Any pictures in the records below should be skipped; write out everything else exactly.
--- TASK INPUTS ---
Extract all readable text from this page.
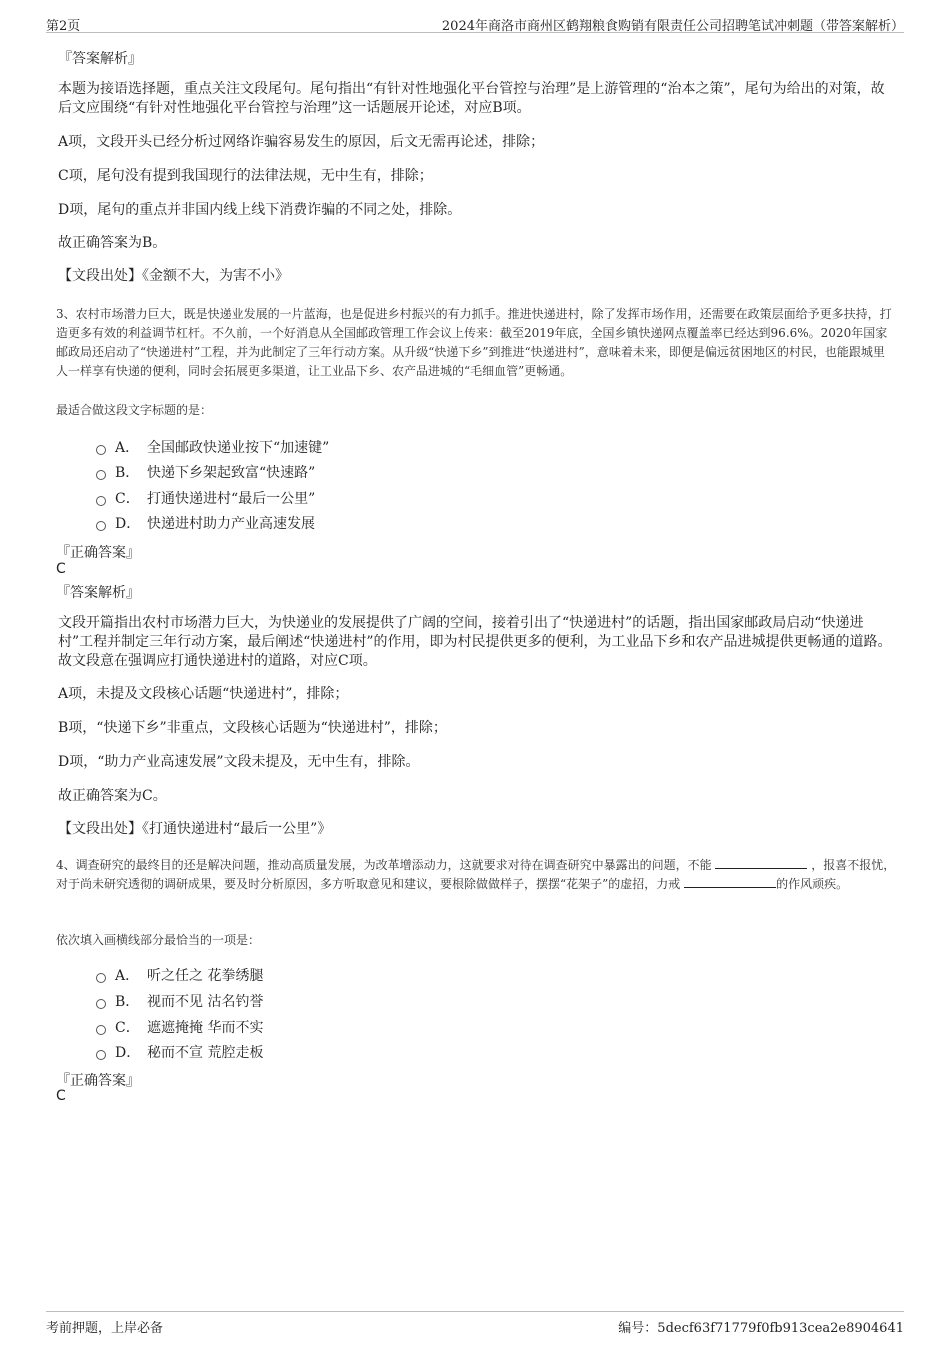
第2页	2024年商洛市商州区鹤翔粮食购销有限责任公司招聘笔试冲刺题（带答案解析）
『答案解析』
本题为接语选择题，重点关注文段尾句。尾句指出“有针对性地强化平台管控与治理”是上游管理的“治本之策”，尾句为给出的对策，故后文应围绕“有针对性地强化平台管控与治理”这一话题展开论述，对应B项。
A项，文段开头已经分析过网络诈骗容易发生的原因，后文无需再论述，排除；
C项，尾句没有提到我国现行的法律法规，无中生有，排除；
D项，尾句的重点并非国内线上线下消费诈骗的不同之处，排除。
故正确答案为B。
【文段出处】《金额不大，为害不小》
3、农村市场潜力巨大，既是快递业发展的一片蓝海，也是促进乡村振兴的有力抓手。推进快递进村，除了发挥市场作用，还需要在政策层面给予更多扶持，打造更多有效的利益调节杠杆。不久前，一个好消息从全国邮政管理工作会议上传来：截至2019年底，全国乡镇快递网点覆盖率已经达到96.6%。2020年国家邮政局还启动了“快递进村”工程，并为此制定了三年行动方案。从升级“快递下乡”到推进“快递进村”，意味着未来，即便是偏远贫困地区的村民，也能跟城里人一样享有快递的便利，同时会拓展更多渠道，让工业品下乡、农产品进城的“毛细血管”更畅通。
最适合做这段文字标题的是：
A． 全国邮政快递业按下“加速键”
B． 快递下乡架起致富“快速路”
C． 打通快递进村“最后一公里”
D． 快递进村助力产业高速发展
『正确答案』
C
『答案解析』
文段开篇指出农村市场潜力巨大，为快递业的发展提供了广阔的空间，接着引出了“快递进村”的话题，指出国家邮政局启动“快递进村”工程并制定三年行动方案，最后阐述“快递进村”的作用，即为村民提供更多的便利，为工业品下乡和农产品进城提供更畅通的道路。故文段意在强调应打通快递进村的道路，对应C项。
A项，未提及文段核心话题“快递进村”，排除；
B项，“快递下乡”非重点，文段核心话题为“快递进村”，排除；
D项，“助力产业高速发展”文段未提及，无中生有，排除。
故正确答案为C。
【文段出处】《打通快递进村“最后一公里”》
4、调查研究的最终目的还是解决问题，推动高质量发展，为改革增添动力，这就要求对待在调查研究中暴露出的问题，不能	，报喜不报忧，对于尚未研究透彻的调研成果，要及时分析原因，多方听取意见和建议，要根除做做样子，摆摆“花架子”的虚招，力戒	的作风顽疾。
依次填入画横线部分最恰当的一项是：
A． 听之任之 花拳绣腿
B． 视而不见 沽名钓誉
C． 遮遮掩掩 华而不实
D． 秘而不宣 荒腔走板
『正确答案』
C
考前押题，上岸必备	编号：5decf63f71779f0fb913cea2e8904641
---
» **EXPECTED ANSWER**:
Extract all readable text from this page.
第2页	2024年商洛市商州区鹤翔粮食购销有限责任公司招聘笔试冲刺题（带答案解析）
『答案解析』
本题为接语选择题，重点关注文段尾句。尾句指出“有针对性地强化平台管控与治理”是上游管理的“治本之策”，尾句为给出的对策，故后文应围绕“有针对性地强化平台管控与治理”这一话题展开论述，对应B项。
A项，文段开头已经分析过网络诈骗容易发生的原因，后文无需再论述，排除；
C项，尾句没有提到我国现行的法律法规，无中生有，排除；
D项，尾句的重点并非国内线上线下消费诈骗的不同之处，排除。
故正确答案为B。
【文段出处】《金额不大，为害不小》
3、农村市场潜力巨大，既是快递业发展的一片蓝海，也是促进乡村振兴的有力抓手。推进快递进村，除了发挥市场作用，还需要在政策层面给予更多扶持，打造更多有效的利益调节杠杆。不久前，一个好消息从全国邮政管理工作会议上传来：截至2019年底，全国乡镇快递网点覆盖率已经达到96.6%。2020年国家邮政局还启动了“快递进村”工程，并为此制定了三年行动方案。从升级“快递下乡”到推进“快递进村”，意味着未来，即便是偏远贫困地区的村民，也能跟城里人一样享有快递的便利，同时会拓展更多渠道，让工业品下乡、农产品进城的“毛细血管”更畅通。
最适合做这段文字标题的是：
A． 全国邮政快递业按下“加速键”
B． 快递下乡架起致富“快速路”
C． 打通快递进村“最后一公里”
D． 快递进村助力产业高速发展
『正确答案』
C
『答案解析』
文段开篇指出农村市场潜力巨大，为快递业的发展提供了广阔的空间，接着引出了“快递进村”的话题，指出国家邮政局启动“快递进村”工程并制定三年行动方案，最后阐述“快递进村”的作用，即为村民提供更多的便利，为工业品下乡和农产品进城提供更畅通的道路。故文段意在强调应打通快递进村的道路，对应C项。
A项，未提及文段核心话题“快递进村”，排除；
B项，“快递下乡”非重点，文段核心话题为“快递进村”，排除；
D项，“助力产业高速发展”文段未提及，无中生有，排除。
故正确答案为C。
【文段出处】《打通快递进村“最后一公里”》
4、调查研究的最终目的还是解决问题，推动高质量发展，为改革增添动力，这就要求对待在调查研究中暴露出的问题，不能	，报喜不报忧，对于尚未研究透彻的调研成果，要及时分析原因，多方听取意见和建议，要根除做做样子，摆摆“花架子”的虚招，力戒	的作风顽疾。
依次填入画横线部分最恰当的一项是：
A． 听之任之 花拳绣腿
B． 视而不见 沽名钓誉
C． 遮遮掩掩 华而不实
D． 秘而不宣 荒腔走板
『正确答案』
C
考前押题，上岸必备	编号：5decf63f71779f0fb913cea2e8904641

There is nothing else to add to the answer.